THE PROBLEM:
Can you rewrite the stretch from "Detect and localize" through "- slice-label: Thermal" with "data-label" changed to "value-label" and nothing else altered?

DATA FOR THIS TASK:
*-*-*

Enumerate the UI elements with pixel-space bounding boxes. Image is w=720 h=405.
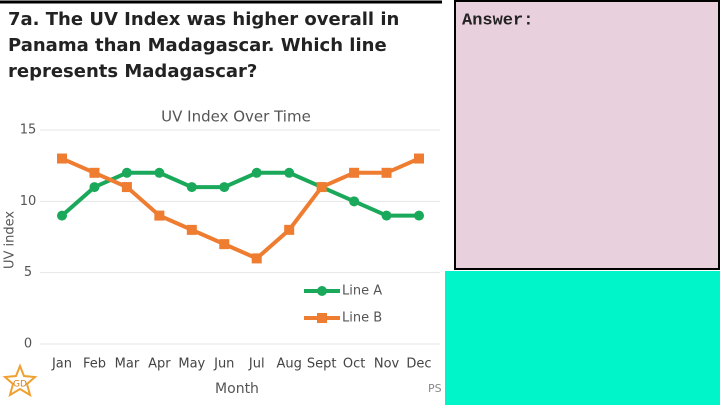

*-*-*

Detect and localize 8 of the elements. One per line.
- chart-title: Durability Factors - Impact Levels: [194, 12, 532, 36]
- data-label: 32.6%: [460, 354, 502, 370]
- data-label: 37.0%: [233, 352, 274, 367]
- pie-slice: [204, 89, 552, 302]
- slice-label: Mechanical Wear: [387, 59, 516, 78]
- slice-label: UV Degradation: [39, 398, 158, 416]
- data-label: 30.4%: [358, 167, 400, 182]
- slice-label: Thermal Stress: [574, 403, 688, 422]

*-*-*

RESULT OF THE EXERCISE:
Detect and localize 8 of the elements. One per line.
- chart-title: Durability Factors - Impact Levels: [194, 12, 532, 36]
- value-label: 32.6%: [460, 354, 502, 370]
- value-label: 37.0%: [233, 352, 274, 367]
- pie-slice: [204, 89, 552, 302]
- slice-label: Mechanical Wear: [387, 59, 516, 78]
- slice-label: UV Degradation: [39, 398, 158, 416]
- value-label: 30.4%: [358, 167, 400, 182]
- slice-label: Thermal Stress: [574, 403, 688, 422]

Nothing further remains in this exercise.